====== GIVEN RECORDS

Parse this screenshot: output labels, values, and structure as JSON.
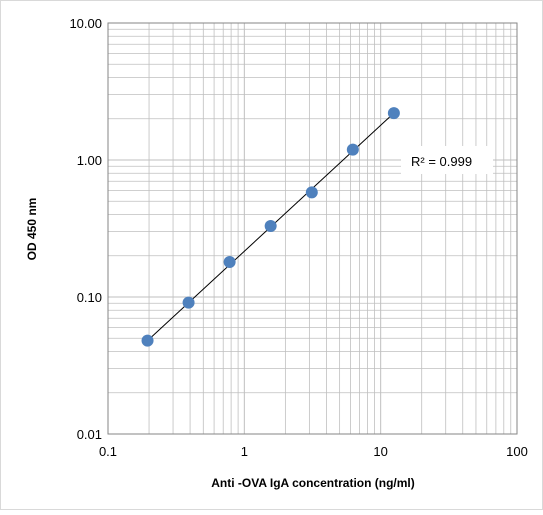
{
  "chart_data": {
    "type": "scatter",
    "title": "",
    "xlabel": "Anti -OVA IgA concentration (ng/ml)",
    "ylabel": "OD 450 nm",
    "x_scale": "log",
    "y_scale": "log",
    "xlim": [
      0.1,
      100
    ],
    "ylim": [
      0.01,
      10
    ],
    "x_tick_labels": [
      "0.1",
      "1",
      "10",
      "100"
    ],
    "y_tick_labels": [
      "0.01",
      "0.10",
      "1.00",
      "10.00"
    ],
    "grid": true,
    "legend": "none",
    "series": [
      {
        "x": [
          0.195,
          0.39,
          0.78,
          1.56,
          3.125,
          6.25,
          12.5
        ],
        "y": [
          0.048,
          0.091,
          0.18,
          0.33,
          0.58,
          1.19,
          2.2
        ]
      }
    ],
    "trendline": {
      "type": "power",
      "x_range": [
        0.195,
        12.5
      ],
      "y_range": [
        0.048,
        2.2
      ],
      "label": "R² = 0.999"
    },
    "colors": {
      "marker": "#4f81bd",
      "trendline": "#000000",
      "grid": "#bfbfbf",
      "axis": "#868686"
    }
  }
}
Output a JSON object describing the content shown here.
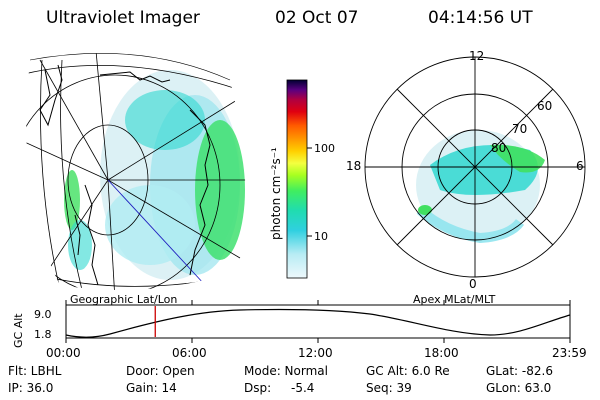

============

--- WRITTEN EXERCISE ---
Return every line containing "JSON".

--- SOLUTION TO THIS EXERCISE ---
Parse this screenshot: output labels, values, and structure as JSON.
Output a JSON object describing the content shown here.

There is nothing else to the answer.